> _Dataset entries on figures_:

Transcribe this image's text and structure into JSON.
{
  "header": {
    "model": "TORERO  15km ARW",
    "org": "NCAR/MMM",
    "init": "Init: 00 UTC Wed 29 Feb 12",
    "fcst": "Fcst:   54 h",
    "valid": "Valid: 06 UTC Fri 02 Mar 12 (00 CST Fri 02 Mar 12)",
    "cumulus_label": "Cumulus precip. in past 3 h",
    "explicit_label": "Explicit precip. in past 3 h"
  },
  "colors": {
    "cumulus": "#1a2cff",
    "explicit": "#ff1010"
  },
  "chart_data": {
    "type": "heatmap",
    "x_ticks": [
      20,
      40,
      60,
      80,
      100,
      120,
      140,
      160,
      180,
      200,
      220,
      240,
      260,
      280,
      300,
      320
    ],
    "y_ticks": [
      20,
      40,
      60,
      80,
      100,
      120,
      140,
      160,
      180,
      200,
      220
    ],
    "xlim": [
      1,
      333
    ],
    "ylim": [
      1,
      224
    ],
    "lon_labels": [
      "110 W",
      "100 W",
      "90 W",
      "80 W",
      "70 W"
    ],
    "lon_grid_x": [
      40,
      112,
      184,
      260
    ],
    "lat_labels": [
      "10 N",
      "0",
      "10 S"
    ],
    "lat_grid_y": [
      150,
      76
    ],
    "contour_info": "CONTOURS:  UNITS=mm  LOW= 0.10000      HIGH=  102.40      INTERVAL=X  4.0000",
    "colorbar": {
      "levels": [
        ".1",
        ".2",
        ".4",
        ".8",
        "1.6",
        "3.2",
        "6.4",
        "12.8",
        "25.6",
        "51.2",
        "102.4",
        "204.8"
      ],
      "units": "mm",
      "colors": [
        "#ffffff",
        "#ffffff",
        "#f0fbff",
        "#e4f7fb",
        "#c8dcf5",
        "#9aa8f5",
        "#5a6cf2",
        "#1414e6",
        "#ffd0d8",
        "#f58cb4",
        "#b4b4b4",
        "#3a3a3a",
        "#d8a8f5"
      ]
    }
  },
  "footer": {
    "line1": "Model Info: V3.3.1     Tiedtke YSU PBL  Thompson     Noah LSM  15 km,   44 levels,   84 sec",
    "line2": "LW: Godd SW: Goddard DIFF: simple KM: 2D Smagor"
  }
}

> _AIM_: Each record should come back exactly as written.

> _OUTPUT FOR THIS TASK_:
Transcribe this image's text and structure into JSON.
{
  "header": {
    "model": "TORERO  15km ARW",
    "org": "NCAR/MMM",
    "init": "Init: 00 UTC Wed 29 Feb 12",
    "fcst": "Fcst:   54 h",
    "valid": "Valid: 06 UTC Fri 02 Mar 12 (00 CST Fri 02 Mar 12)",
    "cumulus_label": "Cumulus precip. in past 3 h",
    "explicit_label": "Explicit precip. in past 3 h"
  },
  "colors": {
    "cumulus": "#1a2cff",
    "explicit": "#ff1010"
  },
  "chart_data": {
    "type": "heatmap",
    "x_ticks": [
      20,
      40,
      60,
      80,
      100,
      120,
      140,
      160,
      180,
      200,
      220,
      240,
      260,
      280,
      300,
      320
    ],
    "y_ticks": [
      20,
      40,
      60,
      80,
      100,
      120,
      140,
      160,
      180,
      200,
      220
    ],
    "xlim": [
      1,
      333
    ],
    "ylim": [
      1,
      224
    ],
    "lon_labels": [
      "110 W",
      "100 W",
      "90 W",
      "80 W",
      "70 W"
    ],
    "lon_grid_x": [
      40,
      112,
      184,
      260
    ],
    "lat_labels": [
      "10 N",
      "0",
      "10 S"
    ],
    "lat_grid_y": [
      150,
      76
    ],
    "contour_info": "CONTOURS:  UNITS=mm  LOW= 0.10000      HIGH=  102.40      INTERVAL=X  4.0000",
    "colorbar": {
      "levels": [
        ".1",
        ".2",
        ".4",
        ".8",
        "1.6",
        "3.2",
        "6.4",
        "12.8",
        "25.6",
        "51.2",
        "102.4",
        "204.8"
      ],
      "units": "mm",
      "colors": [
        "#ffffff",
        "#ffffff",
        "#f0fbff",
        "#e4f7fb",
        "#c8dcf5",
        "#9aa8f5",
        "#5a6cf2",
        "#1414e6",
        "#ffd0d8",
        "#f58cb4",
        "#b4b4b4",
        "#3a3a3a",
        "#d8a8f5"
      ]
    }
  },
  "footer": {
    "line1": "Model Info: V3.3.1     Tiedtke YSU PBL  Thompson     Noah LSM  15 km,   44 levels,   84 sec",
    "line2": "LW: Godd SW: Goddard DIFF: simple KM: 2D Smagor"
  }
}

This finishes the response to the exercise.